Goal: Render this sentence from the THEMA Core documentation below in Spanish: "This class is inherited by almost everything in THEMA, providing a central data handling mechanism to manage data in the background."

Text:
....

THEMA: Core

The Core class is a data container class used for modeling in THEMA, working in the background so users don’t have to. It provides access to three versions of the user’s data: raw data, cleaned data, and projected data. This class is inherited by almost everything in THEMA, providing a central data handling mechanism to manage data in the background.


Core Class

class thema.core.Core(data_path, clean_path, projection_path)[source]

Bases: object

A data container class for the various versions needed when modeling using the Mapper algorithm.

This class points to the locations of three local versions of the user’s data: 1) data: raw data pulled directly from a database (e.g. Mongo),

downloaded, or collected locally.

  1. clean: data that has been cleaned via dropping features, scaling,

    removing NaNs, etc.

  2. projection: data that has been collapsed using a dimensionality

    reduction technique (e.g. PCA, UMAP).

Parameters:
  • data_path (str) – A path to raw data pickle file (relative from root).

  • clean_path (str) – A path to clean data pickle file (relative from root).

  • projection_path (str) – A path to projected data pickle file (relative from root).

_data

The path to the raw data pickle file.

Type:

str

_clean

The path to the clean data pickle file.

Type:

str

_projection

The path to the projected data pickle file.

Type:

str

data()

Returns the raw data in your Core.

clean()

Get the clean data in your Core.

projection()

Get the projected data in your Core.

get_data_path()[source]

Returns the path to the raw data file.

get_clean_path()[source]

Returns the path to the clean data file.

get_projection_path()[source]

Returns the path to the projection data file.

set_data_path(path)[source]

Sets the raw data path to a new data file.

set_clean_path(path)[source]

Sets the clean data path to a new data file.

set_projection_path(path)[source]

Sets the projection data path to a new data file.

Examples

>>> core = Core("/path/to/raw/data.csv", "/path/to/clean.pkl",     "/path/to/projection.pkl")
>>> core.data
pd.DataFrame([[1, 2, 3], [4, 5, 6]])
>>> core.clean
pd.DataFrame([[1, 2, 3], [4, 5, 6]])

....

Records:

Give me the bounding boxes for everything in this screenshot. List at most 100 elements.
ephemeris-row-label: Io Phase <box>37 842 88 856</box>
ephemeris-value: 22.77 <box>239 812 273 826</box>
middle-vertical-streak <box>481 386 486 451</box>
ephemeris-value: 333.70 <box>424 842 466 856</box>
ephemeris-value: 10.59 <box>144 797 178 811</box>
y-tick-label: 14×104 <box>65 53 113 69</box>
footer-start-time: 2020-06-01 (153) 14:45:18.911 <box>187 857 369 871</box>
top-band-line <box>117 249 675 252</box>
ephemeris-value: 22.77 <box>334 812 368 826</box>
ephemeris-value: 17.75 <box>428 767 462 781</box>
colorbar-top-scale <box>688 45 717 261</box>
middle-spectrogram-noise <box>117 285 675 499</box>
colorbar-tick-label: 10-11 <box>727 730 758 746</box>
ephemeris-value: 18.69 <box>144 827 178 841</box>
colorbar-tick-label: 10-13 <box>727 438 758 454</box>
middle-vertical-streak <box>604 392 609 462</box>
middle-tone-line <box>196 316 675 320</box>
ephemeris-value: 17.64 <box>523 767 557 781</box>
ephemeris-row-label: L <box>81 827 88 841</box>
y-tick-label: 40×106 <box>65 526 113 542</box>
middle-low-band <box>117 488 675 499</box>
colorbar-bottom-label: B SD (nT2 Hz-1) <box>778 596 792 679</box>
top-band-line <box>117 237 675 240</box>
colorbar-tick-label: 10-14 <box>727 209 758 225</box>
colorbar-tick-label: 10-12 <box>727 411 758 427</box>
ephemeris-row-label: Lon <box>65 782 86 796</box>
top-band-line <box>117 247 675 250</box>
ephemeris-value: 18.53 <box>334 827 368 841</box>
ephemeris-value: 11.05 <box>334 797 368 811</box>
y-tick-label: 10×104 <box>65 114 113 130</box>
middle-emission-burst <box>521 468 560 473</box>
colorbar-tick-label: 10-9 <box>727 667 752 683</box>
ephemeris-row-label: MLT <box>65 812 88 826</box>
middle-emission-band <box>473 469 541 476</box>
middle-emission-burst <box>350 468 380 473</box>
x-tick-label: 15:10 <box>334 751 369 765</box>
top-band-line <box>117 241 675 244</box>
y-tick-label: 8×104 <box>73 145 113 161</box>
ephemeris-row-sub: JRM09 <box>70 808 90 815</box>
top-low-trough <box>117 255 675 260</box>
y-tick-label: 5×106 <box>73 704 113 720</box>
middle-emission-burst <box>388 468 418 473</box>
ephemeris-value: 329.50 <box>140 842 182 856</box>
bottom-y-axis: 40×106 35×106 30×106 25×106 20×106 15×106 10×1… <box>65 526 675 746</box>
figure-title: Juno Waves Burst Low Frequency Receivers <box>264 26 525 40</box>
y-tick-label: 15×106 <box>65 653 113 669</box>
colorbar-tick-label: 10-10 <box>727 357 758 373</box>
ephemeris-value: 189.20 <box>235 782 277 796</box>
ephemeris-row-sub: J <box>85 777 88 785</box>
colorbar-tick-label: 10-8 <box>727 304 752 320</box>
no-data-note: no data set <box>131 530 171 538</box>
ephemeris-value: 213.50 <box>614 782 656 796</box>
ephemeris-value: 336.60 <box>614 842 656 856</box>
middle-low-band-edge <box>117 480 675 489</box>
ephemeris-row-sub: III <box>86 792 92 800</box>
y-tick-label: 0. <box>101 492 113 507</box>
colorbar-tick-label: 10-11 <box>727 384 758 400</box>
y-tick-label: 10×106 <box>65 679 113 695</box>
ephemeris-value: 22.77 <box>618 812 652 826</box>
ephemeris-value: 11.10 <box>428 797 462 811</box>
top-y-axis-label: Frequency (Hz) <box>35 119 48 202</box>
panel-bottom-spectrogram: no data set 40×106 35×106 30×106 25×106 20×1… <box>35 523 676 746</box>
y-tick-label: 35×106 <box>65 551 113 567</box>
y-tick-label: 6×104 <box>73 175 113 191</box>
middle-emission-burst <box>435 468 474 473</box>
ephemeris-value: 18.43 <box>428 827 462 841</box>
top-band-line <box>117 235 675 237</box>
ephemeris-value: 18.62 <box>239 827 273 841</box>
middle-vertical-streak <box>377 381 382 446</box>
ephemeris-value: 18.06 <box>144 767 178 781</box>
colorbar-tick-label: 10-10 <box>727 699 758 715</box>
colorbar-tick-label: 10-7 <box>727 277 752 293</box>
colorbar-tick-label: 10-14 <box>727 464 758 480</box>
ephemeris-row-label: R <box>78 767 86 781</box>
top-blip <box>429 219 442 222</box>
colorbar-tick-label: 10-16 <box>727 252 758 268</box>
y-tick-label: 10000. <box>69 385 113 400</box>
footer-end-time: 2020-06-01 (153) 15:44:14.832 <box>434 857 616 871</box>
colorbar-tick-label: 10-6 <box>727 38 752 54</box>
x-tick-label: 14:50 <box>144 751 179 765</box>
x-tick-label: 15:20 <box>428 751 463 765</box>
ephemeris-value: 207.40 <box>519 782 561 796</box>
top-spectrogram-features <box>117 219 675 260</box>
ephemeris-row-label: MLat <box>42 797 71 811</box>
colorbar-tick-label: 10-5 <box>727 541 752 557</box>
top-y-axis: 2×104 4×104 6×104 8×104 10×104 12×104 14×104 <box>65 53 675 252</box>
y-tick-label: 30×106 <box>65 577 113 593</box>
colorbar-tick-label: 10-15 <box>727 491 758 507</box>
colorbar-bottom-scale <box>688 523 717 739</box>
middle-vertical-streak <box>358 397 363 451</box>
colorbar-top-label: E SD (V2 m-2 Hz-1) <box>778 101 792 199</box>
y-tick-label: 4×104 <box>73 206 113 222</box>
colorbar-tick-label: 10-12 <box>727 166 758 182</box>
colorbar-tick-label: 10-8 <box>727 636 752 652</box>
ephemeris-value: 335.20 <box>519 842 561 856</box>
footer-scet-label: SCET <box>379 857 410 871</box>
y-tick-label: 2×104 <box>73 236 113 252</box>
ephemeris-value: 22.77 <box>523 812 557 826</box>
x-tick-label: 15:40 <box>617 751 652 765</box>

....

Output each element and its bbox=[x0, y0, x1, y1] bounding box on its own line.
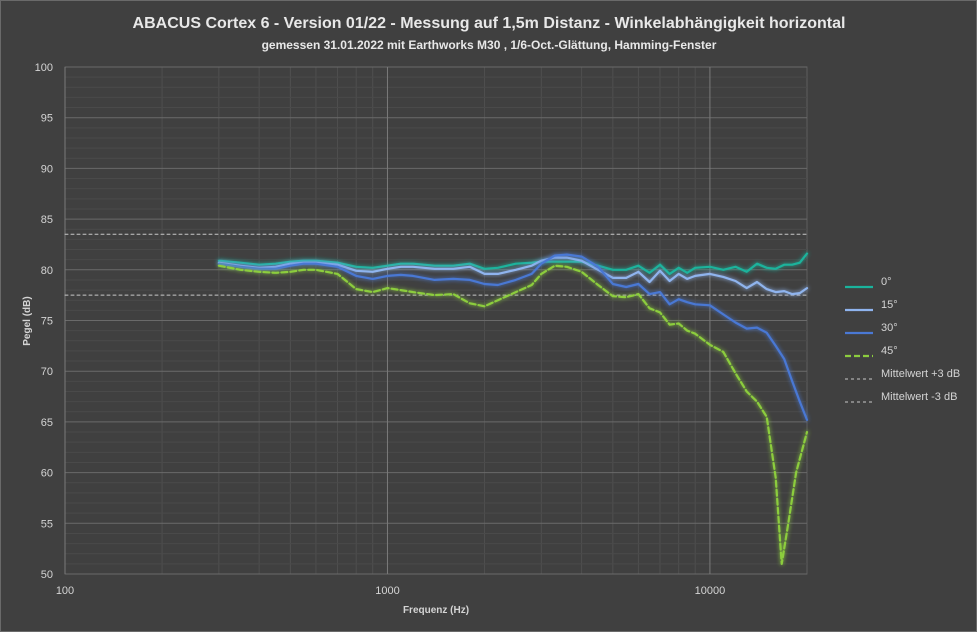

....

Exercise answer: Esta clase es heredada por casi todo en THEMA y proporciona un mecanismo central de manejo de datos para gestionar los datos en segundo plano.